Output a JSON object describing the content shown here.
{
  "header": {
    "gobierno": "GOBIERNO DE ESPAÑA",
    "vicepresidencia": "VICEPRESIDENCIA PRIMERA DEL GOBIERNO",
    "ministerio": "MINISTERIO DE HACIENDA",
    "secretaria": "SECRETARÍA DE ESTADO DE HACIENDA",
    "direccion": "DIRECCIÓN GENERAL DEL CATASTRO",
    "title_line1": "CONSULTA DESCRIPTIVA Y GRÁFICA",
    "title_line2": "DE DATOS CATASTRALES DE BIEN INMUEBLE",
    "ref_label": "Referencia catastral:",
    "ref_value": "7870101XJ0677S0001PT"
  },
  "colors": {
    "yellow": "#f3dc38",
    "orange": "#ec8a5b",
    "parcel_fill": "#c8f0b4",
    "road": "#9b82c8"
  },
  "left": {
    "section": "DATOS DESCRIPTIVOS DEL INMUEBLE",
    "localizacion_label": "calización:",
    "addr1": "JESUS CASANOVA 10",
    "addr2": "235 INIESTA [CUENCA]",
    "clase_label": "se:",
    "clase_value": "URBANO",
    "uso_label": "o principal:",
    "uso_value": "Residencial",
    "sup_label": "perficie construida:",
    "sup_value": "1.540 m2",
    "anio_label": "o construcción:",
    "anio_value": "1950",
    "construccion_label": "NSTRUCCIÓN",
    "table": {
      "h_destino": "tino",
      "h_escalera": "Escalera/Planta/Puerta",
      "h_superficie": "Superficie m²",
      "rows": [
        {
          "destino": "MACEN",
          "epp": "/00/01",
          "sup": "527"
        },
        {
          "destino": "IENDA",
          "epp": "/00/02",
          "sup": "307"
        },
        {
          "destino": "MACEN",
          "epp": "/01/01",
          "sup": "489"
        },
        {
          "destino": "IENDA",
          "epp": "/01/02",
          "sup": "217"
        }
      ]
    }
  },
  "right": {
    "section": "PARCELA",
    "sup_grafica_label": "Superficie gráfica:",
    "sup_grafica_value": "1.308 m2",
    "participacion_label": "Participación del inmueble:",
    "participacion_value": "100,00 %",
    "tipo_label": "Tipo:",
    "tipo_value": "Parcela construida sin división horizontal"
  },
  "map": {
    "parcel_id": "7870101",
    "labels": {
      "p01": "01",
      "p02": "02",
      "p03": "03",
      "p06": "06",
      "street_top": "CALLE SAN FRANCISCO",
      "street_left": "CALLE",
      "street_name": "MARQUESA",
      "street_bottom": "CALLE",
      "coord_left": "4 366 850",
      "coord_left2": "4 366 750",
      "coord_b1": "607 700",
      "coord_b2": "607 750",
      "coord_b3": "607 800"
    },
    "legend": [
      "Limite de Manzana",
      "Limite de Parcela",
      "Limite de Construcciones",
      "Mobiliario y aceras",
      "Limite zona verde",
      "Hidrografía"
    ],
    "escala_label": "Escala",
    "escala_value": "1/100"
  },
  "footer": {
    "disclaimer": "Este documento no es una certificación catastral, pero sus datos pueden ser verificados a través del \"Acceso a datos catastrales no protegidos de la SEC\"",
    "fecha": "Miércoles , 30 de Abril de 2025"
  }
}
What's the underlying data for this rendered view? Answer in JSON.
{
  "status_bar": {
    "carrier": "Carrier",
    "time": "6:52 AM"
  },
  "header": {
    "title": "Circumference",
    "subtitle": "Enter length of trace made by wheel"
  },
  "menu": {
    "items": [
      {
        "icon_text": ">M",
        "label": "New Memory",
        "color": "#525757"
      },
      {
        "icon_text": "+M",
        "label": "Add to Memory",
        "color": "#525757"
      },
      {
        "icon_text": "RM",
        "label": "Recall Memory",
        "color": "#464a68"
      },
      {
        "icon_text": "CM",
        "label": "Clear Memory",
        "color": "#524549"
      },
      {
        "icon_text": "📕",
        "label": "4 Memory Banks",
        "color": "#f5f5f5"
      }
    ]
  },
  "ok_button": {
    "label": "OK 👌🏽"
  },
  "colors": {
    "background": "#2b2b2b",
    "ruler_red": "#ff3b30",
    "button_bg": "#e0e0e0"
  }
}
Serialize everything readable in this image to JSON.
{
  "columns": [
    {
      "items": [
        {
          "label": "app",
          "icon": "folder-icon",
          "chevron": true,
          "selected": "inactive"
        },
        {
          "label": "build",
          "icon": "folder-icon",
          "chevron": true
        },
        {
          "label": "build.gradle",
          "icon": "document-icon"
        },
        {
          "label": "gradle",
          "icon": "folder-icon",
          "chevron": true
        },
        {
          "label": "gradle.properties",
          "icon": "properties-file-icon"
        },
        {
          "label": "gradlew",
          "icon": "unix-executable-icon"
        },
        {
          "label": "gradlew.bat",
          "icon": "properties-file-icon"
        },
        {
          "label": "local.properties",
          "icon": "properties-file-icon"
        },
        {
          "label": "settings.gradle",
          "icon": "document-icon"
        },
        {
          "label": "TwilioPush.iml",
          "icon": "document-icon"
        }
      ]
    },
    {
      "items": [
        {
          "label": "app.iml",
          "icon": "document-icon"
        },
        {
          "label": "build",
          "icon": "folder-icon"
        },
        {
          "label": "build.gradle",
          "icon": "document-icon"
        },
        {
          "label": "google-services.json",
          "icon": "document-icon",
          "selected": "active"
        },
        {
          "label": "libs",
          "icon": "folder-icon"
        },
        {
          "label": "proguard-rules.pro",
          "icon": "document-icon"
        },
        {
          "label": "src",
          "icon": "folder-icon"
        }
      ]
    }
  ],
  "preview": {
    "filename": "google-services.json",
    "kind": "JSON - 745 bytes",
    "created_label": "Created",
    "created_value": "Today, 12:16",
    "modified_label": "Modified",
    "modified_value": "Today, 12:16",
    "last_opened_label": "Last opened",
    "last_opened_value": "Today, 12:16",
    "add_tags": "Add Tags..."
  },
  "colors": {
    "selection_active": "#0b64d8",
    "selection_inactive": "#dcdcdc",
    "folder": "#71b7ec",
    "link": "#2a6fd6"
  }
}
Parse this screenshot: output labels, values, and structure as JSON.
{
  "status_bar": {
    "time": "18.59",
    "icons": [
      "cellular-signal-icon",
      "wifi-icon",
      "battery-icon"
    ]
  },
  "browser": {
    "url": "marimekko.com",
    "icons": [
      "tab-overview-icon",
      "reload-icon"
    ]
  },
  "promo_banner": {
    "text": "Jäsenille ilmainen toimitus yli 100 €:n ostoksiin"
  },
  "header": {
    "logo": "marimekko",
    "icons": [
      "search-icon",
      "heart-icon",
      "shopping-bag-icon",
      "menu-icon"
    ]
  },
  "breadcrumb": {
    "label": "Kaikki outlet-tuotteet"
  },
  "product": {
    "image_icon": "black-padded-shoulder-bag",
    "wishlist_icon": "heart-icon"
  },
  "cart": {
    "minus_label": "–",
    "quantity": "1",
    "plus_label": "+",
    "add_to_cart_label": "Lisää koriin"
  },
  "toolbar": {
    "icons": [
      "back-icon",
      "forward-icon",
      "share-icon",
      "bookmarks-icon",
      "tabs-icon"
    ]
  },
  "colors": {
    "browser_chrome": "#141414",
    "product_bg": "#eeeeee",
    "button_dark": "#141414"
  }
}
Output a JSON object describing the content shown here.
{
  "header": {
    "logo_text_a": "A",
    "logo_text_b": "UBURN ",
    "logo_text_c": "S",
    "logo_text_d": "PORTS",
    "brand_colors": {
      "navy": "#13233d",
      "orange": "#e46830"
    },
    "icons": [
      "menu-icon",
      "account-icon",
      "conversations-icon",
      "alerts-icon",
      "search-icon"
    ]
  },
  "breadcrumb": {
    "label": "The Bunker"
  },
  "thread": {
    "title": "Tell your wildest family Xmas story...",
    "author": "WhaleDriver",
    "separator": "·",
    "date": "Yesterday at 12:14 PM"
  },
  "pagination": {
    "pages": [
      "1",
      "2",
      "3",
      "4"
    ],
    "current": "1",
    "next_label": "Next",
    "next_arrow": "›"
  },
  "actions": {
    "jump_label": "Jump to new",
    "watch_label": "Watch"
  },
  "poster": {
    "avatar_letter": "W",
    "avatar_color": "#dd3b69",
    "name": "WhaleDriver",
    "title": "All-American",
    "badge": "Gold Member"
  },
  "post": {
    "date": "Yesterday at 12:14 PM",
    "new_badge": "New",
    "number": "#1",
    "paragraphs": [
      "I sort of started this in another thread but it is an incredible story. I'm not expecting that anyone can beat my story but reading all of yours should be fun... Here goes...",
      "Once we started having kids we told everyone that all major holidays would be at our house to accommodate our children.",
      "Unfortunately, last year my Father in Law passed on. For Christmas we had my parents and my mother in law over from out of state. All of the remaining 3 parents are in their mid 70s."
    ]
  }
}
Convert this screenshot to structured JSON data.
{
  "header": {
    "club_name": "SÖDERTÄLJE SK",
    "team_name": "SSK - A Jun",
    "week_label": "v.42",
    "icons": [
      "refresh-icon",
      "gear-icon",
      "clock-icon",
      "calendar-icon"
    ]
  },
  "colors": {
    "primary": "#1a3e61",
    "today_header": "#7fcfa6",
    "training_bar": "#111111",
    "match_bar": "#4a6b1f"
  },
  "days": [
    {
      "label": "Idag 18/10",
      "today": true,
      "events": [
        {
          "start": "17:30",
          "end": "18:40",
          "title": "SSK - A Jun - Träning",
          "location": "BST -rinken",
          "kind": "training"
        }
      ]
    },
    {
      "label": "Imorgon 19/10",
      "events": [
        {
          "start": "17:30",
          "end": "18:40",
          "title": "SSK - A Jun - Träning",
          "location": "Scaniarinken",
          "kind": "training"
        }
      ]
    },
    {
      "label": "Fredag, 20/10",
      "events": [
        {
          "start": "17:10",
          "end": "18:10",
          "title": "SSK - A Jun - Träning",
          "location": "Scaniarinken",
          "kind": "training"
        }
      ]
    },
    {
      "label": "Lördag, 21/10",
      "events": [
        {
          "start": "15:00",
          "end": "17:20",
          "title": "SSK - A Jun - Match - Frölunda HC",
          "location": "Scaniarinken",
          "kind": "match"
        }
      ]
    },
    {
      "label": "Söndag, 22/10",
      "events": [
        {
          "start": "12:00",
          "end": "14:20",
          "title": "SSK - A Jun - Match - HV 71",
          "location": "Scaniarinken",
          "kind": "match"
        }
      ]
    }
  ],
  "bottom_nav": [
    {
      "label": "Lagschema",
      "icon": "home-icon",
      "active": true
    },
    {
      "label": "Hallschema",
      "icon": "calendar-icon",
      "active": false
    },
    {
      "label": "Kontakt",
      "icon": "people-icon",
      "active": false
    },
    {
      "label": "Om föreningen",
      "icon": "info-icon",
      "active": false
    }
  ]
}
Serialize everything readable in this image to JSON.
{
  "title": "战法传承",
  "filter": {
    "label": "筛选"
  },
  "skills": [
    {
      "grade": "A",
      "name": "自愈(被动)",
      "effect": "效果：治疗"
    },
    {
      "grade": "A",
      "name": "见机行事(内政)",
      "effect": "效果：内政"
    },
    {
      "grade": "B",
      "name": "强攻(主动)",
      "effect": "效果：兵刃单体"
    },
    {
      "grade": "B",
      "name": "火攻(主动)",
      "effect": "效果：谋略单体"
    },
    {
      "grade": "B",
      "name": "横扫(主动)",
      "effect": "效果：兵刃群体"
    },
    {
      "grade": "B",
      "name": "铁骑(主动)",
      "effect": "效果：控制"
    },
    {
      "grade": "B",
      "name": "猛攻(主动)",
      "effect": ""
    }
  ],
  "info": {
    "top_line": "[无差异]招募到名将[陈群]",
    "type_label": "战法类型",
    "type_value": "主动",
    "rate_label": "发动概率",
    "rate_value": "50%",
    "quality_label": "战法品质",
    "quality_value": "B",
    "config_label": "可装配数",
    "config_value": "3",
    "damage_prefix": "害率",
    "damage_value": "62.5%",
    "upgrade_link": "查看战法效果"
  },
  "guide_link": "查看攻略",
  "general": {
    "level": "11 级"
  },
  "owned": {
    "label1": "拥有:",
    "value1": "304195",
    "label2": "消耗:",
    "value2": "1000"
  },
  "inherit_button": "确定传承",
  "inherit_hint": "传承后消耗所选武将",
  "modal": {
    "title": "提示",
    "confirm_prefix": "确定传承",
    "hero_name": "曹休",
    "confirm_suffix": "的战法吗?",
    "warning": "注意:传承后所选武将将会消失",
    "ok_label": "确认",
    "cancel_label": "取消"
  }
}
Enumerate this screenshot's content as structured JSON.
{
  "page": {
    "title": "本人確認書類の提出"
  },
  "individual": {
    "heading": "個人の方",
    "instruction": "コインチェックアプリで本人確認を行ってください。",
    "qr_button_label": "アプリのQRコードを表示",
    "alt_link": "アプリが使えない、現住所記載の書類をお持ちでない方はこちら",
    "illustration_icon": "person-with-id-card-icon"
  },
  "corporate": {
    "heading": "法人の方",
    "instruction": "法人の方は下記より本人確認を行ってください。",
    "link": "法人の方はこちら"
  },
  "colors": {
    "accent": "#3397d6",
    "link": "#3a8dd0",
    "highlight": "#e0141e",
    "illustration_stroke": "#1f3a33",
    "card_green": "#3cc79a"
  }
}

★ ★ ★ ★ ★ ★ ★

What is required: Only lines with the string "labels" belong in your answer; copy each one.

Task answer:
    "labels": {
Parse this screenshot: output labels, values, and structure as JSON.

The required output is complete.